Dataset items
— start —
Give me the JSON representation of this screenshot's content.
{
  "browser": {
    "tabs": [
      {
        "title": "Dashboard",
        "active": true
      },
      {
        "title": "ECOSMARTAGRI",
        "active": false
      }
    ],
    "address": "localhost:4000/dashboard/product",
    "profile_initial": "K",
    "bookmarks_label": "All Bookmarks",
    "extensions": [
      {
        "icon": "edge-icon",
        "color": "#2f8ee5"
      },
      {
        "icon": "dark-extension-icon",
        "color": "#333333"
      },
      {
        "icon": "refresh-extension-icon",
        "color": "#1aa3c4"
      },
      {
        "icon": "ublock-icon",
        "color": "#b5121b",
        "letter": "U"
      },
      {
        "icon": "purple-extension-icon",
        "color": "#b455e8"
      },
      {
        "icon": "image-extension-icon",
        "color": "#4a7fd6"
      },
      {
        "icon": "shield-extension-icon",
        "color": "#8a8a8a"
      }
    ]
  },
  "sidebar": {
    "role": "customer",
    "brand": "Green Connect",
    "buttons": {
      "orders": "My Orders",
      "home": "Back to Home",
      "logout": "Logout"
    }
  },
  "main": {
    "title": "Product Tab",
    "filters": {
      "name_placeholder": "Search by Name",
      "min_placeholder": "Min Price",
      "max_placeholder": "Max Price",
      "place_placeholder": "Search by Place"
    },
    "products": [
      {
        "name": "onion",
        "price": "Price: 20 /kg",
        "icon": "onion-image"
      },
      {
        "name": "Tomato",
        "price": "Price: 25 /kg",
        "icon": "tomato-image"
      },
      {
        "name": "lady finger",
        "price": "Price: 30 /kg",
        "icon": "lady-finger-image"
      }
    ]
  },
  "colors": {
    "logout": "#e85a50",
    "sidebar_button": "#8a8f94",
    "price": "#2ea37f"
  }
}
— end —
### PROBLEM TO SOLVE
Gather each line of the listing containing the word "icon" and show it.

### THE COMPLETED TASK
        "icon": "edge-icon",
        "icon": "dark-extension-icon",
        "icon": "refresh-extension-icon",
        "icon": "ublock-icon",
        "icon": "purple-extension-icon",
        "icon": "image-extension-icon",
        "icon": "shield-extension-icon",
        "icon": "onion-image"
        "icon": "tomato-image"
        "icon": "lady-finger-image"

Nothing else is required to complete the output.